- _CHALLENGE_: Copy every line of the data that includes the string "amount".

** start of GIVEN RECORDS **

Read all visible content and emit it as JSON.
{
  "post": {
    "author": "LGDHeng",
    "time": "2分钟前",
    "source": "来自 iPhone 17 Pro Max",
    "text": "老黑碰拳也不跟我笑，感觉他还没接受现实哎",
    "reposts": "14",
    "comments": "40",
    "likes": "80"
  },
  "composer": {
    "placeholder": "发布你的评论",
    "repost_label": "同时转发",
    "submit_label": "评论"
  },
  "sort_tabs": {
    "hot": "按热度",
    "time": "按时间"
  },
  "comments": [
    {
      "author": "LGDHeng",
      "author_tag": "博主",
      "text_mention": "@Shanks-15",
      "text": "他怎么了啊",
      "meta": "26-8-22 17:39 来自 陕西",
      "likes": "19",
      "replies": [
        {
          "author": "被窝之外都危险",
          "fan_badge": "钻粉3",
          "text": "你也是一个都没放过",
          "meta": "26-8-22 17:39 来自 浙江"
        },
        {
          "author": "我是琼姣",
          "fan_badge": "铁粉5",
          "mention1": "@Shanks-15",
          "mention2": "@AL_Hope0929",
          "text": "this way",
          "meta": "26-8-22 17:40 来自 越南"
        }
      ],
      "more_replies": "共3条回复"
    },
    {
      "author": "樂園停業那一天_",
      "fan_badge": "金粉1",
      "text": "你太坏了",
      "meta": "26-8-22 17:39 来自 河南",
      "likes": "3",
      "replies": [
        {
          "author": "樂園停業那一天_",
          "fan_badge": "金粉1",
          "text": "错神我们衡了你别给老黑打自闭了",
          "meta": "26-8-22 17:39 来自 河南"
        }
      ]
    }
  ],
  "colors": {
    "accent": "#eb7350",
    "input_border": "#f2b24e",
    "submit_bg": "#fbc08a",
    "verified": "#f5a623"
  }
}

** end of GIVEN RECORDS **
** start of GIVEN RECORDS **

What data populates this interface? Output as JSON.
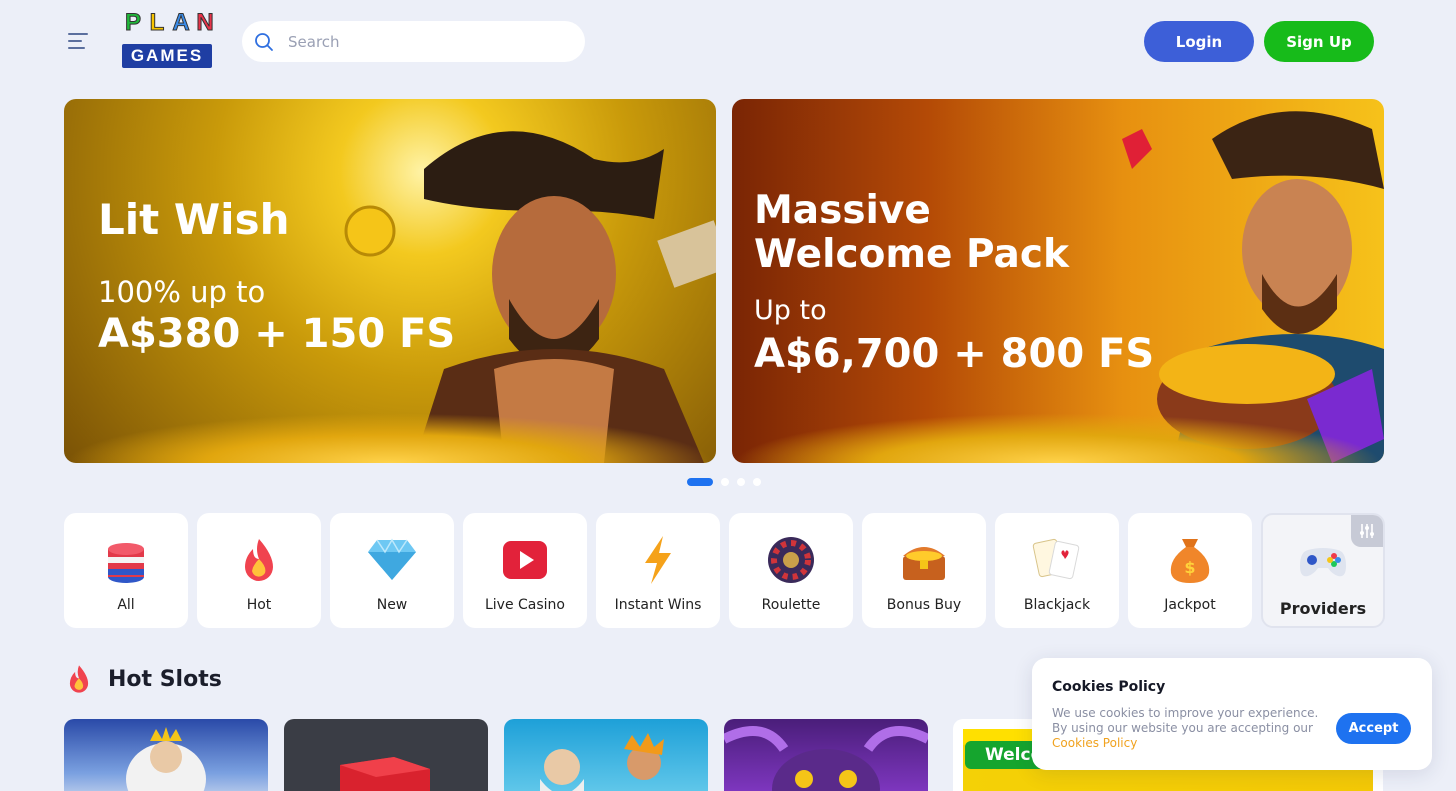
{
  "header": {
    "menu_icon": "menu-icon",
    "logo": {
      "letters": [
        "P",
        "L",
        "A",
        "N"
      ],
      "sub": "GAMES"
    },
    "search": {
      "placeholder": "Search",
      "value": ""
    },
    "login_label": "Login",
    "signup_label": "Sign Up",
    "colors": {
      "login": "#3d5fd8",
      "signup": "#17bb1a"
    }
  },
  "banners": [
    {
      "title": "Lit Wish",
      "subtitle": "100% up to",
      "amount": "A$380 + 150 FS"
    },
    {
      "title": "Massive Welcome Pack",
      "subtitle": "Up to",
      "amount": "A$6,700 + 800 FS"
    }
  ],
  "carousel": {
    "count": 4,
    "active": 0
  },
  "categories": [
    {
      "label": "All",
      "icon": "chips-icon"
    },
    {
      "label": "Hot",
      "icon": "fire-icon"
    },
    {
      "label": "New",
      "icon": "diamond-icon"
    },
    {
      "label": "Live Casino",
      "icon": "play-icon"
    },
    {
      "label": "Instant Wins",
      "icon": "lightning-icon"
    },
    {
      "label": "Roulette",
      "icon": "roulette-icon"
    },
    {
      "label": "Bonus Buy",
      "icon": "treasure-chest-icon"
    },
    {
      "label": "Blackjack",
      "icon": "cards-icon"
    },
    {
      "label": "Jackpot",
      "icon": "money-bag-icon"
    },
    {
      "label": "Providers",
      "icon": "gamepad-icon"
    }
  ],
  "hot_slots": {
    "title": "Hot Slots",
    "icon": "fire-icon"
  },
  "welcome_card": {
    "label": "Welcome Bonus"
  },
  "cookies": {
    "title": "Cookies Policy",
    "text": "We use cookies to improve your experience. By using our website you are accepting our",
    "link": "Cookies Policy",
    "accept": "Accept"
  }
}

** end of GIVEN RECORDS **

- _RESPONSE_:
      "amount": "A$380 + 150 FS"
      "amount": "A$6,700 + 800 FS"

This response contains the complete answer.